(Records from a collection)
━━━━━━
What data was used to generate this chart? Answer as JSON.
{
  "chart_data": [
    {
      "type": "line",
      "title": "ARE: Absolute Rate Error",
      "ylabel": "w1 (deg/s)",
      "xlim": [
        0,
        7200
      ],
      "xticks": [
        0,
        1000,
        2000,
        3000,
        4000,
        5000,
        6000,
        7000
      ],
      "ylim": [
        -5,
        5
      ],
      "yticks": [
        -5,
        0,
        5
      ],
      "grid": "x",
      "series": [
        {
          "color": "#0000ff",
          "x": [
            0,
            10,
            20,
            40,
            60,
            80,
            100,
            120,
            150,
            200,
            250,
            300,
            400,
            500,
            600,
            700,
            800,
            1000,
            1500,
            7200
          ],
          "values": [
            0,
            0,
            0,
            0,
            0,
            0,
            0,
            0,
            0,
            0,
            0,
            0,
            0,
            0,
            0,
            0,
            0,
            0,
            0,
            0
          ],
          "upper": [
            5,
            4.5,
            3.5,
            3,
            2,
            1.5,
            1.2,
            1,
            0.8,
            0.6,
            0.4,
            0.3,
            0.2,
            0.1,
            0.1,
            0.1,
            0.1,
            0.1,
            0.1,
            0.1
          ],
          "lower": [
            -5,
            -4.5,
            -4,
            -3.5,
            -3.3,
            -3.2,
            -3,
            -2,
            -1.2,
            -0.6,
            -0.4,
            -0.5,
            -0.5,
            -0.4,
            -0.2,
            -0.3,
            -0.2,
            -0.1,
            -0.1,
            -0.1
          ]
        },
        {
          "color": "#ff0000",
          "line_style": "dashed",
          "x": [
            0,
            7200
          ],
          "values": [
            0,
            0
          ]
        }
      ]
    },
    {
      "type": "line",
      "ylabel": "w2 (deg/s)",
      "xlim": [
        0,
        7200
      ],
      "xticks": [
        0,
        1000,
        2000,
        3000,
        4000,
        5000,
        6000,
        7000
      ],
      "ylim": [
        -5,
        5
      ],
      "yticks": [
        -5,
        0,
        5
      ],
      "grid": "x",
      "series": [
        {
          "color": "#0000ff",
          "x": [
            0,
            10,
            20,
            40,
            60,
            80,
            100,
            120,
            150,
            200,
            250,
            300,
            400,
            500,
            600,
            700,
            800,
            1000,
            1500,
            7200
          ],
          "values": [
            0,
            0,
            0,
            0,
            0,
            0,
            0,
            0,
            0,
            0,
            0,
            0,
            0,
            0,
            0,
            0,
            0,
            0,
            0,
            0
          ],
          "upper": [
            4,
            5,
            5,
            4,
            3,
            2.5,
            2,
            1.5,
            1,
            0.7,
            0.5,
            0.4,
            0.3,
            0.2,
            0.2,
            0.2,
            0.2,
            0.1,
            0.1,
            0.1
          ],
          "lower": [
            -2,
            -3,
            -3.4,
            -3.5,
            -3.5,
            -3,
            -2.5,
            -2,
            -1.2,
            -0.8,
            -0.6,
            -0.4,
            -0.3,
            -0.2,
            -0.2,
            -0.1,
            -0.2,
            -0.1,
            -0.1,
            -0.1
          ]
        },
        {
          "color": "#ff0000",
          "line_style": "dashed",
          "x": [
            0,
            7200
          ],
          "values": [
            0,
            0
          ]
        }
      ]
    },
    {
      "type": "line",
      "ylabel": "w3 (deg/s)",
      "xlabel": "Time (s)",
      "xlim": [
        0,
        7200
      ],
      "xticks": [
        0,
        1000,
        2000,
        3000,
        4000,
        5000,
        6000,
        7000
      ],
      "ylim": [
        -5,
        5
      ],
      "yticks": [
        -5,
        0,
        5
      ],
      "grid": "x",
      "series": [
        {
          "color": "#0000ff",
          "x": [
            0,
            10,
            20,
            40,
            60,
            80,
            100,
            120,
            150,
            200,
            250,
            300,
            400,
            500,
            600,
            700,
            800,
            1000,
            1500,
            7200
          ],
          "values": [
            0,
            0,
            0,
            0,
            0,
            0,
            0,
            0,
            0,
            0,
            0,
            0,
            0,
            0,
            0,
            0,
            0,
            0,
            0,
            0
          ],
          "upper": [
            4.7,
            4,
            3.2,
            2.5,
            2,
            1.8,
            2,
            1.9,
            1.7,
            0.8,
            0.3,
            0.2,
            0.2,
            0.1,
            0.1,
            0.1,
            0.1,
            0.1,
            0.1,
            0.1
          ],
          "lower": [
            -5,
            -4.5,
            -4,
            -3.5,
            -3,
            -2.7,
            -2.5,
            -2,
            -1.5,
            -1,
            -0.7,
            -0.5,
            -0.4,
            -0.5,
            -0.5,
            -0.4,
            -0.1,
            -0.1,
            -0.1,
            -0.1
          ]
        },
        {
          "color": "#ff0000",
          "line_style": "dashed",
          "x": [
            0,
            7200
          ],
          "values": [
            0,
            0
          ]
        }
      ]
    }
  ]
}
━━━━━━
> **Task instructions**: Copy every record exactly as presented.

> **The reply**:
What data was used to generate this chart? Answer as JSON.
{
  "chart_data": [
    {
      "type": "line",
      "title": "ARE: Absolute Rate Error",
      "ylabel": "w1 (deg/s)",
      "xlim": [
        0,
        7200
      ],
      "xticks": [
        0,
        1000,
        2000,
        3000,
        4000,
        5000,
        6000,
        7000
      ],
      "ylim": [
        -5,
        5
      ],
      "yticks": [
        -5,
        0,
        5
      ],
      "grid": "x",
      "series": [
        {
          "color": "#0000ff",
          "x": [
            0,
            10,
            20,
            40,
            60,
            80,
            100,
            120,
            150,
            200,
            250,
            300,
            400,
            500,
            600,
            700,
            800,
            1000,
            1500,
            7200
          ],
          "values": [
            0,
            0,
            0,
            0,
            0,
            0,
            0,
            0,
            0,
            0,
            0,
            0,
            0,
            0,
            0,
            0,
            0,
            0,
            0,
            0
          ],
          "upper": [
            5,
            4.5,
            3.5,
            3,
            2,
            1.5,
            1.2,
            1,
            0.8,
            0.6,
            0.4,
            0.3,
            0.2,
            0.1,
            0.1,
            0.1,
            0.1,
            0.1,
            0.1,
            0.1
          ],
          "lower": [
            -5,
            -4.5,
            -4,
            -3.5,
            -3.3,
            -3.2,
            -3,
            -2,
            -1.2,
            -0.6,
            -0.4,
            -0.5,
            -0.5,
            -0.4,
            -0.2,
            -0.3,
            -0.2,
            -0.1,
            -0.1,
            -0.1
          ]
        },
        {
          "color": "#ff0000",
          "line_style": "dashed",
          "x": [
            0,
            7200
          ],
          "values": [
            0,
            0
          ]
        }
      ]
    },
    {
      "type": "line",
      "ylabel": "w2 (deg/s)",
      "xlim": [
        0,
        7200
      ],
      "xticks": [
        0,
        1000,
        2000,
        3000,
        4000,
        5000,
        6000,
        7000
      ],
      "ylim": [
        -5,
        5
      ],
      "yticks": [
        -5,
        0,
        5
      ],
      "grid": "x",
      "series": [
        {
          "color": "#0000ff",
          "x": [
            0,
            10,
            20,
            40,
            60,
            80,
            100,
            120,
            150,
            200,
            250,
            300,
            400,
            500,
            600,
            700,
            800,
            1000,
            1500,
            7200
          ],
          "values": [
            0,
            0,
            0,
            0,
            0,
            0,
            0,
            0,
            0,
            0,
            0,
            0,
            0,
            0,
            0,
            0,
            0,
            0,
            0,
            0
          ],
          "upper": [
            4,
            5,
            5,
            4,
            3,
            2.5,
            2,
            1.5,
            1,
            0.7,
            0.5,
            0.4,
            0.3,
            0.2,
            0.2,
            0.2,
            0.2,
            0.1,
            0.1,
            0.1
          ],
          "lower": [
            -2,
            -3,
            -3.4,
            -3.5,
            -3.5,
            -3,
            -2.5,
            -2,
            -1.2,
            -0.8,
            -0.6,
            -0.4,
            -0.3,
            -0.2,
            -0.2,
            -0.1,
            -0.2,
            -0.1,
            -0.1,
            -0.1
          ]
        },
        {
          "color": "#ff0000",
          "line_style": "dashed",
          "x": [
            0,
            7200
          ],
          "values": [
            0,
            0
          ]
        }
      ]
    },
    {
      "type": "line",
      "ylabel": "w3 (deg/s)",
      "xlabel": "Time (s)",
      "xlim": [
        0,
        7200
      ],
      "xticks": [
        0,
        1000,
        2000,
        3000,
        4000,
        5000,
        6000,
        7000
      ],
      "ylim": [
        -5,
        5
      ],
      "yticks": [
        -5,
        0,
        5
      ],
      "grid": "x",
      "series": [
        {
          "color": "#0000ff",
          "x": [
            0,
            10,
            20,
            40,
            60,
            80,
            100,
            120,
            150,
            200,
            250,
            300,
            400,
            500,
            600,
            700,
            800,
            1000,
            1500,
            7200
          ],
          "values": [
            0,
            0,
            0,
            0,
            0,
            0,
            0,
            0,
            0,
            0,
            0,
            0,
            0,
            0,
            0,
            0,
            0,
            0,
            0,
            0
          ],
          "upper": [
            4.7,
            4,
            3.2,
            2.5,
            2,
            1.8,
            2,
            1.9,
            1.7,
            0.8,
            0.3,
            0.2,
            0.2,
            0.1,
            0.1,
            0.1,
            0.1,
            0.1,
            0.1,
            0.1
          ],
          "lower": [
            -5,
            -4.5,
            -4,
            -3.5,
            -3,
            -2.7,
            -2.5,
            -2,
            -1.5,
            -1,
            -0.7,
            -0.5,
            -0.4,
            -0.5,
            -0.5,
            -0.4,
            -0.1,
            -0.1,
            -0.1,
            -0.1
          ]
        },
        {
          "color": "#ff0000",
          "line_style": "dashed",
          "x": [
            0,
            7200
          ],
          "values": [
            0,
            0
          ]
        }
      ]
    }
  ]
}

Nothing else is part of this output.